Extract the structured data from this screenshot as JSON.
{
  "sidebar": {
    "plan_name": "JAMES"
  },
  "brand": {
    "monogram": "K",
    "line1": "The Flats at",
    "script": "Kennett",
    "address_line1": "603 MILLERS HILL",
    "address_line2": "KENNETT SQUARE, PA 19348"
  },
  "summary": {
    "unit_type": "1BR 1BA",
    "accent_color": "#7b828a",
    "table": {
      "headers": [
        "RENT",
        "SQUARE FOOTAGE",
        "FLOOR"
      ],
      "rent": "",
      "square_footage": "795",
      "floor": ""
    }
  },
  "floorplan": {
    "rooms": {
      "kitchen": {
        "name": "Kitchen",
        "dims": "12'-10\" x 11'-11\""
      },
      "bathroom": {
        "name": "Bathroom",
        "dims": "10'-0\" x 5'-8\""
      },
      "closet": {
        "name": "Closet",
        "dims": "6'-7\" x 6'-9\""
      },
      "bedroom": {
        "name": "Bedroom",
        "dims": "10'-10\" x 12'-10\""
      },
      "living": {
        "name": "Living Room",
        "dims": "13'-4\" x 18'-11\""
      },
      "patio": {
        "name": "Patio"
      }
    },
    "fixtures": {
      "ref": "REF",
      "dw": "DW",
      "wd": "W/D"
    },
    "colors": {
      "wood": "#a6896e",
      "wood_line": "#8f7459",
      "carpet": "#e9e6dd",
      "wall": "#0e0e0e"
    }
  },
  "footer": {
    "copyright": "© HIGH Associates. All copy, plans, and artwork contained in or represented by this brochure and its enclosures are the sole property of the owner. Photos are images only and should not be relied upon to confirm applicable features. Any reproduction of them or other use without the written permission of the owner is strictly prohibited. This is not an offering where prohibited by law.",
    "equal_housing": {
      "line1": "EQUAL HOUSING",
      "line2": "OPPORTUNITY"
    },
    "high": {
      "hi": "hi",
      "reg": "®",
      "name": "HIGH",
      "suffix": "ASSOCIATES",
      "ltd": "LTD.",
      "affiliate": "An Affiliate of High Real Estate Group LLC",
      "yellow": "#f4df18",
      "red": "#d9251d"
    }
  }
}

DIRECTIVE:
Retype the whole listing above exactly.

OUTPUT:
Extract the structured data from this screenshot as JSON.
{
  "sidebar": {
    "plan_name": "JAMES"
  },
  "brand": {
    "monogram": "K",
    "line1": "The Flats at",
    "script": "Kennett",
    "address_line1": "603 MILLERS HILL",
    "address_line2": "KENNETT SQUARE, PA 19348"
  },
  "summary": {
    "unit_type": "1BR 1BA",
    "accent_color": "#7b828a",
    "table": {
      "headers": [
        "RENT",
        "SQUARE FOOTAGE",
        "FLOOR"
      ],
      "rent": "",
      "square_footage": "795",
      "floor": ""
    }
  },
  "floorplan": {
    "rooms": {
      "kitchen": {
        "name": "Kitchen",
        "dims": "12'-10\" x 11'-11\""
      },
      "bathroom": {
        "name": "Bathroom",
        "dims": "10'-0\" x 5'-8\""
      },
      "closet": {
        "name": "Closet",
        "dims": "6'-7\" x 6'-9\""
      },
      "bedroom": {
        "name": "Bedroom",
        "dims": "10'-10\" x 12'-10\""
      },
      "living": {
        "name": "Living Room",
        "dims": "13'-4\" x 18'-11\""
      },
      "patio": {
        "name": "Patio"
      }
    },
    "fixtures": {
      "ref": "REF",
      "dw": "DW",
      "wd": "W/D"
    },
    "colors": {
      "wood": "#a6896e",
      "wood_line": "#8f7459",
      "carpet": "#e9e6dd",
      "wall": "#0e0e0e"
    }
  },
  "footer": {
    "copyright": "© HIGH Associates. All copy, plans, and artwork contained in or represented by this brochure and its enclosures are the sole property of the owner. Photos are images only and should not be relied upon to confirm applicable features. Any reproduction of them or other use without the written permission of the owner is strictly prohibited. This is not an offering where prohibited by law.",
    "equal_housing": {
      "line1": "EQUAL HOUSING",
      "line2": "OPPORTUNITY"
    },
    "high": {
      "hi": "hi",
      "reg": "®",
      "name": "HIGH",
      "suffix": "ASSOCIATES",
      "ltd": "LTD.",
      "affiliate": "An Affiliate of High Real Estate Group LLC",
      "yellow": "#f4df18",
      "red": "#d9251d"
    }
  }
}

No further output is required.